# Passage provided start

Presenting the sixth installment in this ongoing, self-obsessed series. A Spotify playlist featuring all available recommended tracks is being built daily alongside the list, and can be found by clicking here.
This album
is the closest thing I have heard to rock music made purely with beats, synths
and vocals. It has a driving dynamic and energy rarely found in electronic
music, which is refreshing enough to easily push the release through the slight
edge of repetition that it is bound by. There’s little edge to be heard, but there
is also something to be said for music that sounds like it has been spat out by
machines rather than ground out by fetid, dirty people. Overall it builds a
smooth cyberpunk sensibility that many other acts would kill for – this is
arena rock made for near-future hacker antiheroes with chrome implants and
mirrorshades.
Recommended
Tracks: “Collapse”, “Judas”, “Never Ending”
49. Ministry
– ‘Houses of the Molé (2004)
Al
Jourgensen returned to the filth and fury of Ministry minus long-term collaborator
Paul Barker for an album inspired by his fairly overt loathing for the American
administration of the early 2000s. This would eventually become a trilogy of
albums with diminishing returns, but ‘Houses of the Molé remains a piercing
shriek of industrial metal political outrage. Packed with automated drums and
razor-sharp riffs than revolve between mid-paced swing and hypervelocity guitar
rounds, it was clear that Mr Jourgensen was mad as hell and wasn’t gonna take
it any more. Opening track “No W” was akin to a call to arms, one which opened
up a whole new generation to the cleansing, mechanised power of Ministry.
Recommended
Tracks: “No W”, “Warp City”, “World”
Glassjaw’s
2000 debut ‘Everything You Ever Wanted To Know About Silence’ was the ultimate
breakup album – if the main thrust of your breakup was a desire to render your
former other half into their component atomic pieces. For ‘Worship And Tribute’
the band worked in a great deal more variation, both musically and lyrically.
There’s still plenty of chaotic ‘post-hardcore’ (bleeeeeah) on display, but
this is tempered by a genuinely startling ability to work melodic hooks and almost
easy listening-guitar lines into the mix. Daryl Palumbo’s vocals can veer
between saccharine croon and wounded animal at the drop of a hat - and while
many artists would end up sounding uncomfortably inconsistent from this
approach, Glassjaw just sound mercurial. In a way, this is the heaviest pop
album you will ever hear.
Recommended
Tracks: “Tip Your Bartender”, “Cosmopolitan Bloodloss”, “Radio Cambodia”
47. Paradise Lost – ‘Symbol Of Life’ (2002)
I think few fans would struggle to argue that Paradise Lost’s
21st century output pales in comparison to the material from the ‘90s.
They’re a band who have undergone a shift from gothic metal heroes to an
ill-advised but not entirely unsuccessful electronic pop act and then back
again. Recent albums have been decent enough, but for my money ‘Symbol Of Life’
marked a transition point for them that might have been worth sticking to.
Marking a balancing act between their brief electronic period and their metal
past/future, it’s an industrial metal release with gothic overtones that suits
both their songwriting and their innate brooding sound. It’s a shame more LPs
weren’t produced that followed up on this angle, but then sometimes it is
better to keep a decent piece of experimentation to itself, lest follow-up
attempts seriously muddy the waters. A bonus edition of the album also
concluded with two of the best covers I have ever heard – a really shouldn’t
work but does anyway version of Bronski Beat’s “Small Town Boy” and a darkly
majestic rendering of Dead Can Dance’s “Xavier”.

# Passage provided end

Requests:
• a. From the album rankings, copy the passage word for word, starting at "There’s still plenty" and ending at "from the ‘90s.".
• b. Condense the paragraph of the album rankings that begins "Al Jourgensen returned to the filth" into a shorter version that retains its principal facts.
• c. Continue the album rankings from the point at which they end.

# Data lines start

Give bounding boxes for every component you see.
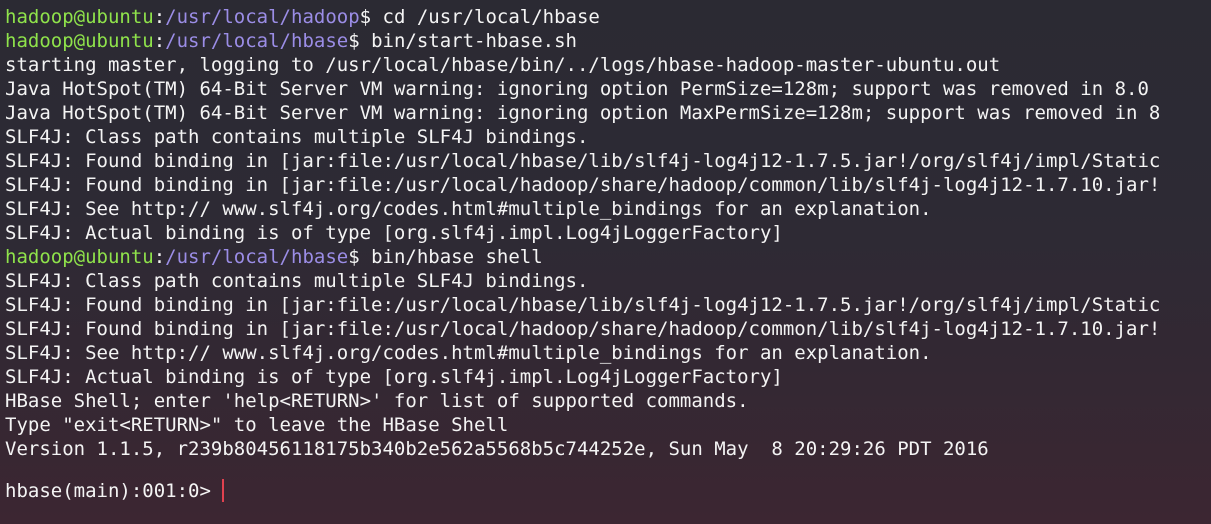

# Data lines end

Response list:
• a.
There’s still plenty of chaotic ‘post-hardcore’ (bleeeeeah) on display, but
this is tempered by a genuinely startling ability to work melodic hooks and almost
easy listening-guitar lines into the mix. Daryl Palumbo’s vocals can veer
between saccharine croon and wounded animal at the drop of a hat - and while
many artists would end up sounding uncomfortably inconsistent from this
approach, Glassjaw just sound mercurial. In a way, this is the heaviest pop
album you will ever hear.
Recommended
Tracks: “Tip Your Bartender”, “Cosmopolitan Bloodloss”, “Radio Cambodia”
47. Paradise Lost – ‘Symbol Of Life’ (2002)
I think few fans would struggle to argue that Paradise Lost’s
21st century output pales in comparison to the material from the ‘90s.

• b. Without long-term collaborator Paul Barker, Al Jourgensen brought Ministry back to its filth and fury on 'Houses of the Molé, an album inspired by his overt loathing of the early-2000s American administration. Although it later grew into a trilogy with diminishing returns, it remains a piercing shriek of industrial metal political outrage, built on automated drums and razor-sharp riffs that shift between mid-paced swing and hypervelocity. Its opening track, "No W," served as a call to arms that introduced a new generation to Ministry.

• c.
Recommended Tracks: “Isolate”, “Pray Nightfall”, “Channel For
The Pain”
It’s not that unusual for an artist to reach greater global
popularity with a cover song. What is quite unusual is for the cover to be of a
track by another relatively unknown artist. With a version of The Knife’s “Heartbeats”,
José González made a decent advertising campaign from Sony more than just a
load of balls. Bouncing, brightly coloured balls. It’s lifted off debut album ‘Veneer’,
which is a consistent and gently emotive collection of acoustic indie-folk
pieces picked out delicately against the backdrop of González’s understated,
almost mumbling vocal delivery. It’s not energetic material by any stretch of
the imagination, but it is a hell of a chill-out LP and almost custom made for
lazy spring days spent lying under trees like other people do in other
advertising campaigns.
Recommended Tracks: “Remain”, “Lovestain”, “Heartbeats”
45. Echo Image – ‘Compuphonic’ (2001)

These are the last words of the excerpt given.